# [Task to complete]
Return the listing below unchanged, minus its pictures.

# [Supplied data]
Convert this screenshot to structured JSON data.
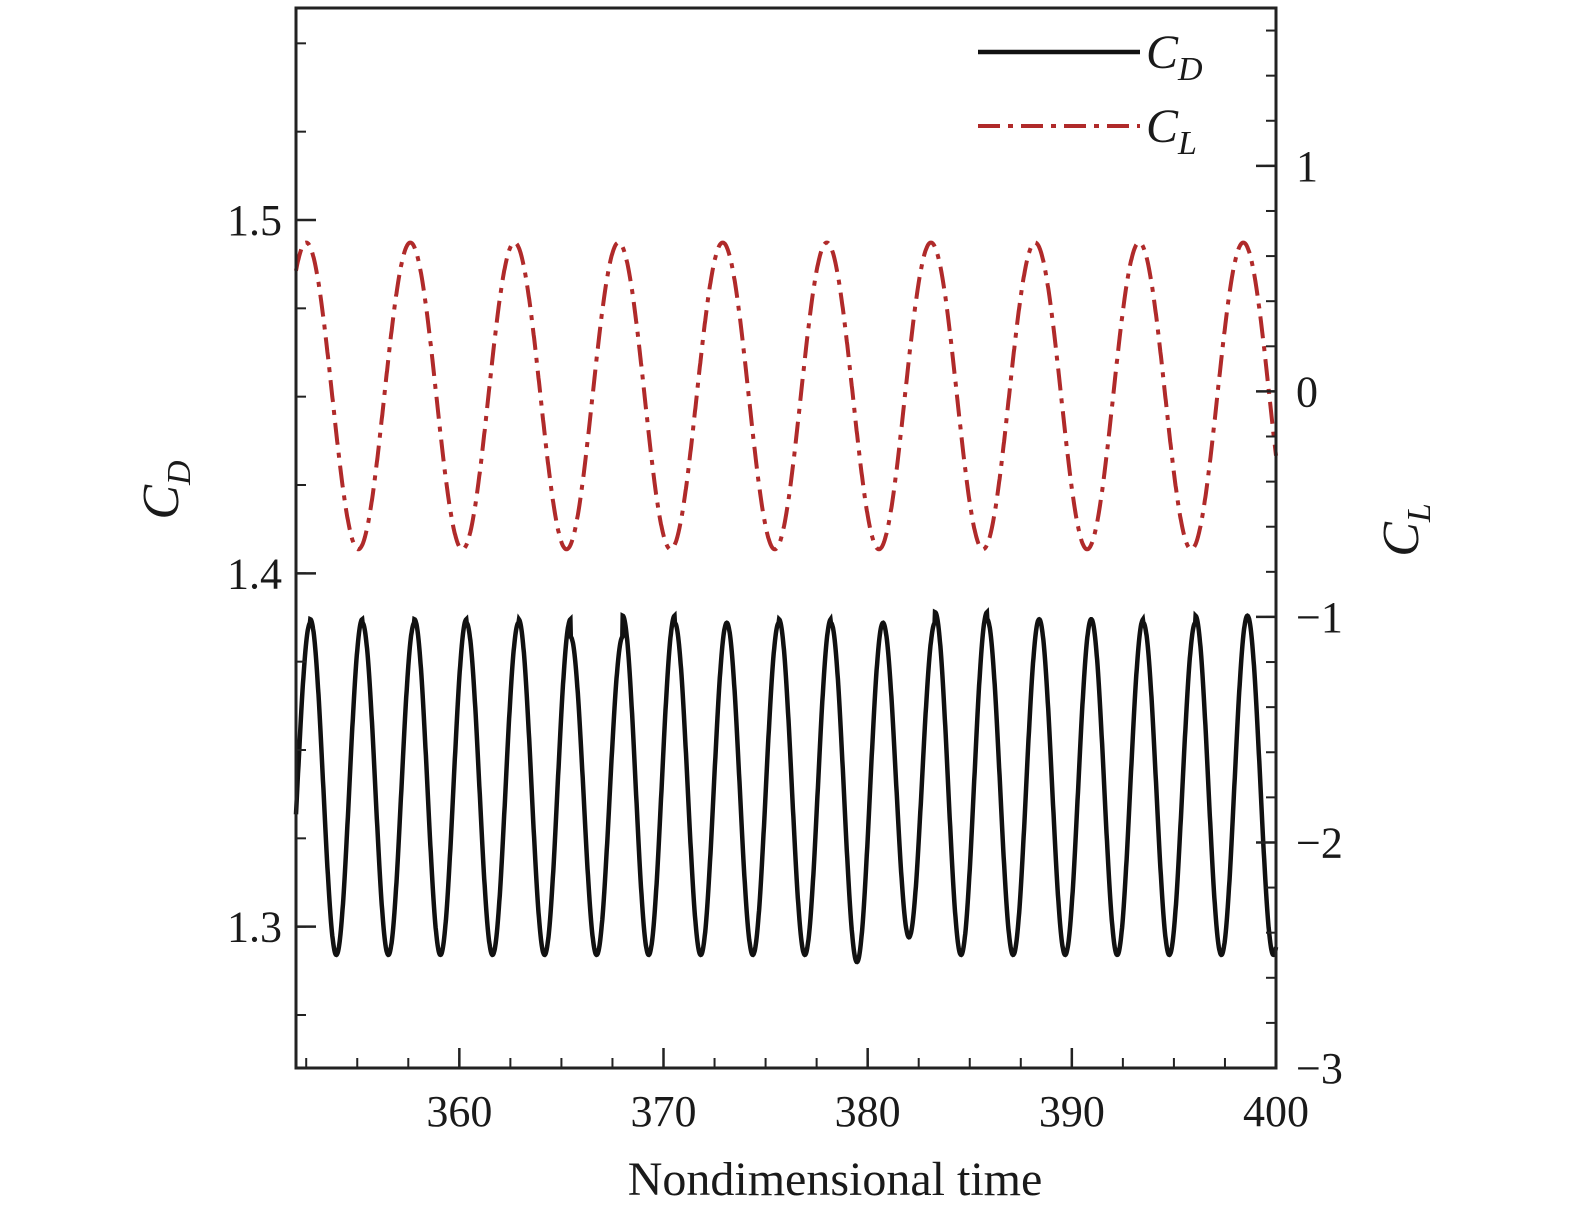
{
  "chart_data": {
    "type": "line",
    "xlabel": "Nondimensional time",
    "xlim": [
      352,
      400
    ],
    "xticks": [
      360,
      370,
      380,
      390,
      400
    ],
    "x_minor_step": 2.5,
    "y_left": {
      "symbol": "C",
      "subscript": "D",
      "lim": [
        1.26,
        1.56
      ],
      "ticks": [
        1.3,
        1.4,
        1.5
      ],
      "tick_labels": [
        "1.3",
        "1.4",
        "1.5"
      ],
      "minor_step": 0.025
    },
    "y_right": {
      "symbol": "C",
      "subscript": "L",
      "lim": [
        -3,
        1.7
      ],
      "ticks": [
        1,
        0,
        -1,
        -2,
        -3
      ],
      "tick_labels": [
        "1",
        "0",
        "−1",
        "−2",
        "−3"
      ],
      "minor_step": 0.2
    },
    "series": [
      {
        "name": "C_D",
        "label_symbol": "C",
        "label_subscript": "D",
        "axis": "left",
        "color": "#111111",
        "style": "solid",
        "t_start": 352,
        "period": 2.55,
        "phase_peak": 352.7,
        "peaks": [
          1.386,
          1.387,
          1.386,
          1.387,
          1.386,
          1.387,
          1.382,
          1.388,
          1.386,
          1.386,
          1.387,
          1.386,
          1.386,
          1.389,
          1.387,
          1.387,
          1.387,
          1.386,
          1.388
        ],
        "troughs": [
          1.292,
          1.292,
          1.292,
          1.292,
          1.292,
          1.292,
          1.292,
          1.292,
          1.292,
          1.292,
          1.292,
          1.29,
          1.297,
          1.292,
          1.292,
          1.292,
          1.292,
          1.292,
          1.292
        ]
      },
      {
        "name": "C_L",
        "label_symbol": "C",
        "label_subscript": "L",
        "axis": "right",
        "color": "#b02a2a",
        "style": "dash-dot",
        "t_start": 352,
        "period": 5.1,
        "phase_peak": 352.5,
        "amplitude_max": 0.66,
        "amplitude_min": -0.7
      }
    ]
  }
}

# [Completed exercise]
Convert this screenshot to structured JSON data.
{
  "chart_data": {
    "type": "line",
    "xlabel": "Nondimensional time",
    "xlim": [
      352,
      400
    ],
    "xticks": [
      360,
      370,
      380,
      390,
      400
    ],
    "x_minor_step": 2.5,
    "y_left": {
      "symbol": "C",
      "subscript": "D",
      "lim": [
        1.26,
        1.56
      ],
      "ticks": [
        1.3,
        1.4,
        1.5
      ],
      "tick_labels": [
        "1.3",
        "1.4",
        "1.5"
      ],
      "minor_step": 0.025
    },
    "y_right": {
      "symbol": "C",
      "subscript": "L",
      "lim": [
        -3,
        1.7
      ],
      "ticks": [
        1,
        0,
        -1,
        -2,
        -3
      ],
      "tick_labels": [
        "1",
        "0",
        "−1",
        "−2",
        "−3"
      ],
      "minor_step": 0.2
    },
    "series": [
      {
        "name": "C_D",
        "label_symbol": "C",
        "label_subscript": "D",
        "axis": "left",
        "color": "#111111",
        "style": "solid",
        "t_start": 352,
        "period": 2.55,
        "phase_peak": 352.7,
        "peaks": [
          1.386,
          1.387,
          1.386,
          1.387,
          1.386,
          1.387,
          1.382,
          1.388,
          1.386,
          1.386,
          1.387,
          1.386,
          1.386,
          1.389,
          1.387,
          1.387,
          1.387,
          1.386,
          1.388
        ],
        "troughs": [
          1.292,
          1.292,
          1.292,
          1.292,
          1.292,
          1.292,
          1.292,
          1.292,
          1.292,
          1.292,
          1.292,
          1.29,
          1.297,
          1.292,
          1.292,
          1.292,
          1.292,
          1.292,
          1.292
        ]
      },
      {
        "name": "C_L",
        "label_symbol": "C",
        "label_subscript": "L",
        "axis": "right",
        "color": "#b02a2a",
        "style": "dash-dot",
        "t_start": 352,
        "period": 5.1,
        "phase_peak": 352.5,
        "amplitude_max": 0.66,
        "amplitude_min": -0.7
      }
    ]
  }
}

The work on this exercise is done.